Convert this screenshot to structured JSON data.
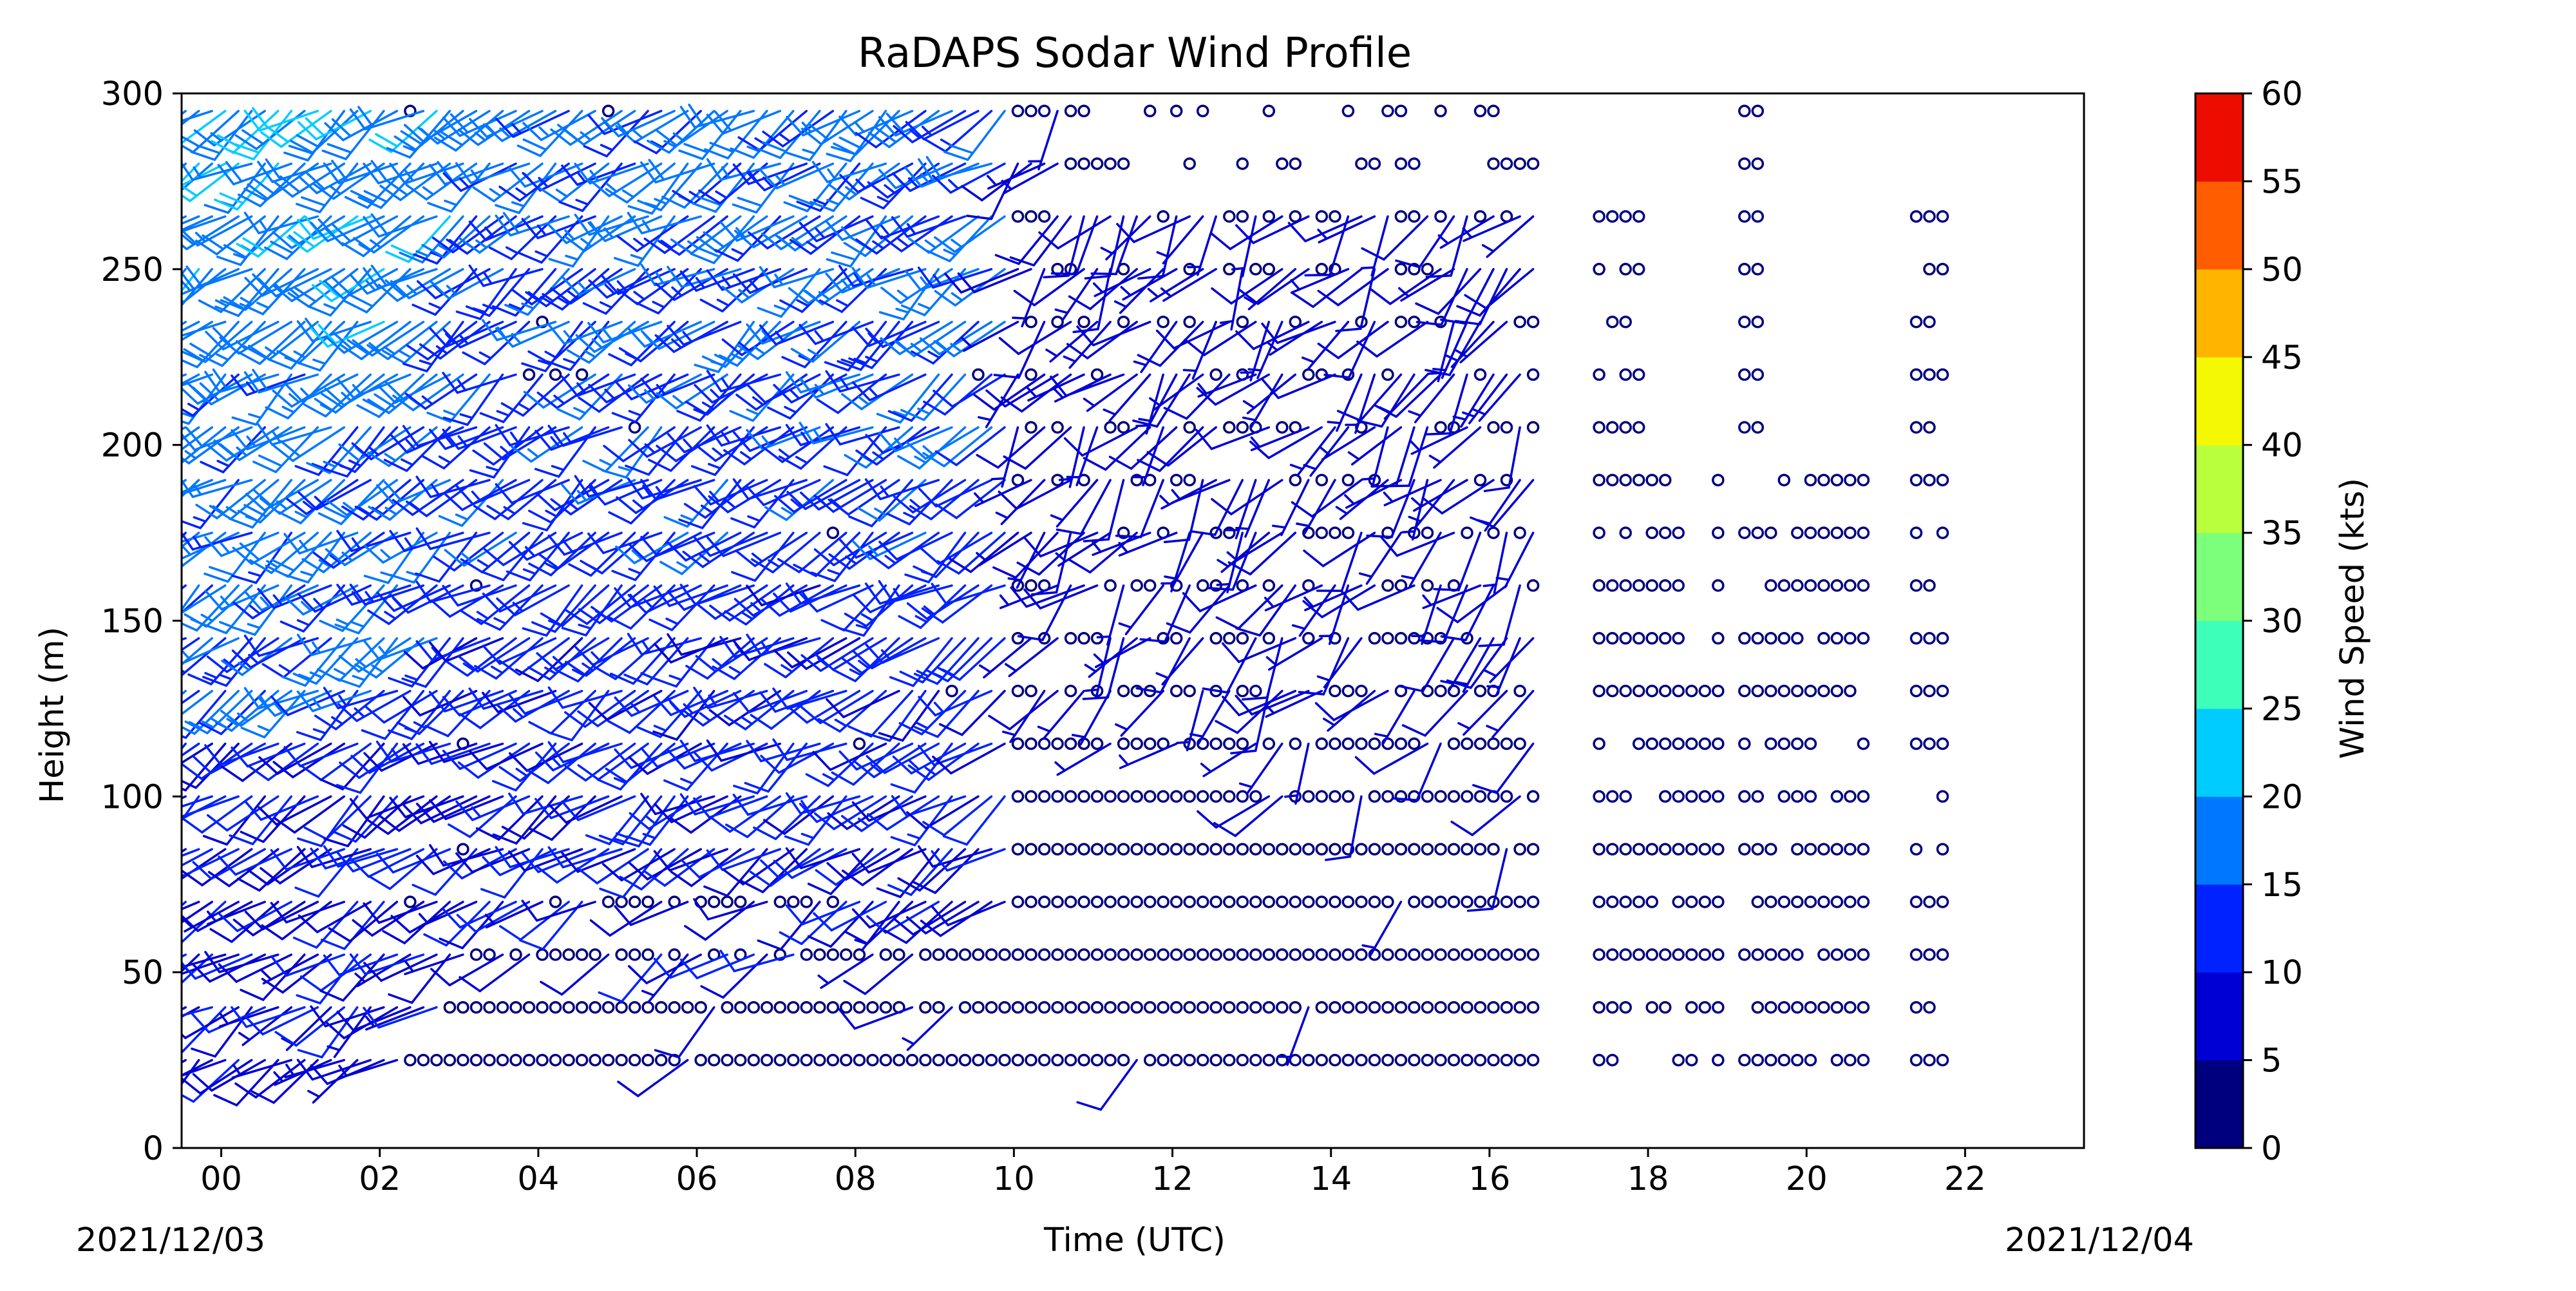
{
  "chart_data": {
    "type": "wind_barbs",
    "title": "RaDAPS Sodar Wind Profile",
    "xlabel": "Time (UTC)",
    "ylabel": "Height (m)",
    "date_start_label": "2021/12/03",
    "date_end_label": "2021/12/04",
    "x_range_hours": [
      -0.5,
      23.5
    ],
    "x_ticks": [
      "00",
      "02",
      "04",
      "06",
      "08",
      "10",
      "12",
      "14",
      "16",
      "18",
      "20",
      "22"
    ],
    "x_tick_hours": [
      0,
      2,
      4,
      6,
      8,
      10,
      12,
      14,
      16,
      18,
      20,
      22
    ],
    "ylim": [
      0,
      300
    ],
    "y_ticks": [
      0,
      50,
      100,
      150,
      200,
      250,
      300
    ],
    "heights_m": [
      25,
      40,
      55,
      70,
      85,
      100,
      115,
      130,
      145,
      160,
      175,
      190,
      205,
      220,
      235,
      250,
      265,
      280,
      295
    ],
    "time_step_minutes": 10,
    "calm_marker": "circle",
    "barb_color_scale": "jet",
    "colorbar": {
      "label": "Wind Speed (kts)",
      "ticks": [
        0,
        5,
        10,
        15,
        20,
        25,
        30,
        35,
        40,
        45,
        50,
        55,
        60
      ],
      "colors": [
        "#00007f",
        "#0000d4",
        "#0022ff",
        "#0077ff",
        "#00ccff",
        "#3dffba",
        "#7cff7a",
        "#baff3c",
        "#f4f802",
        "#ffb400",
        "#ff5d00",
        "#ec0d00",
        "#7f0000"
      ]
    },
    "approx_segments": {
      "0-10h": "barbs from the SSW to WSW at roughly 8-20 kts; mostly calm (circles) at 25-70 m after about 02-03 h",
      "10-16h": "mostly calm (circles) below about 100 m; scattered 5-10 kt barbs aloft",
      "16-22h": "mostly calm (circles) at all heights, with data gaps"
    }
  }
}
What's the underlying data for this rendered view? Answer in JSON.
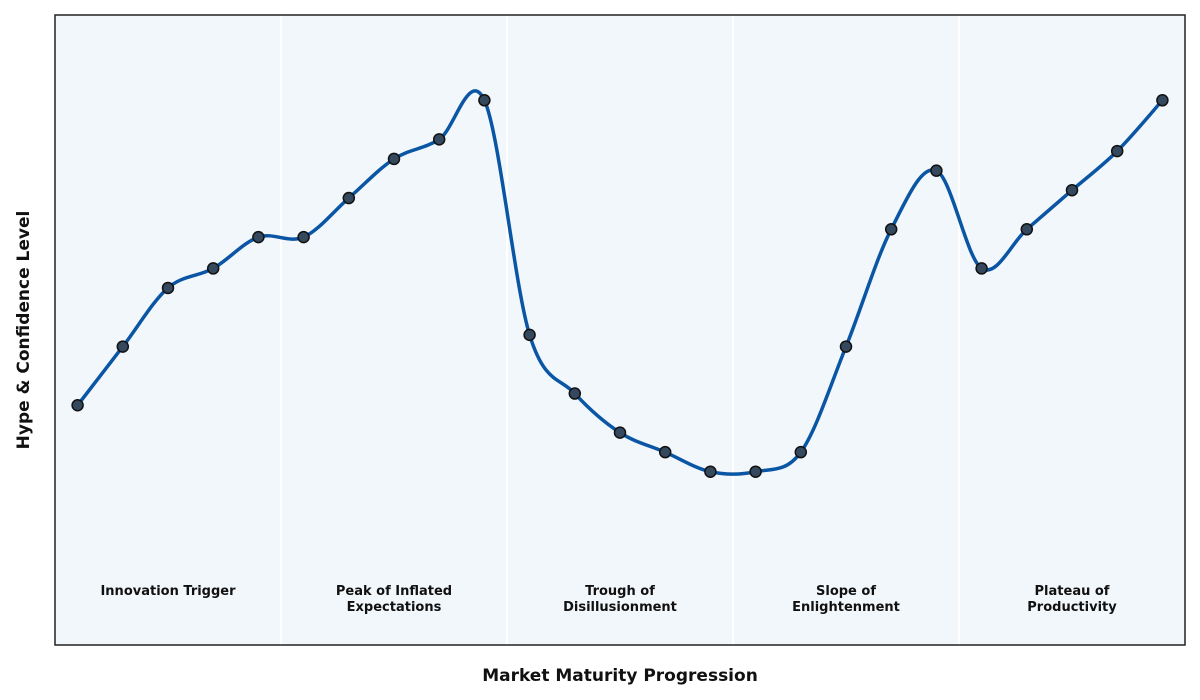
━━━
§ EXERCISE BRIEF
Gather all lines with the string "this" from the data.

§ OUTPUT OF THE EXERCISE
Convert this screenshot to structured JSON data.
What's the underlying data for this rendered view? Answer in JSON.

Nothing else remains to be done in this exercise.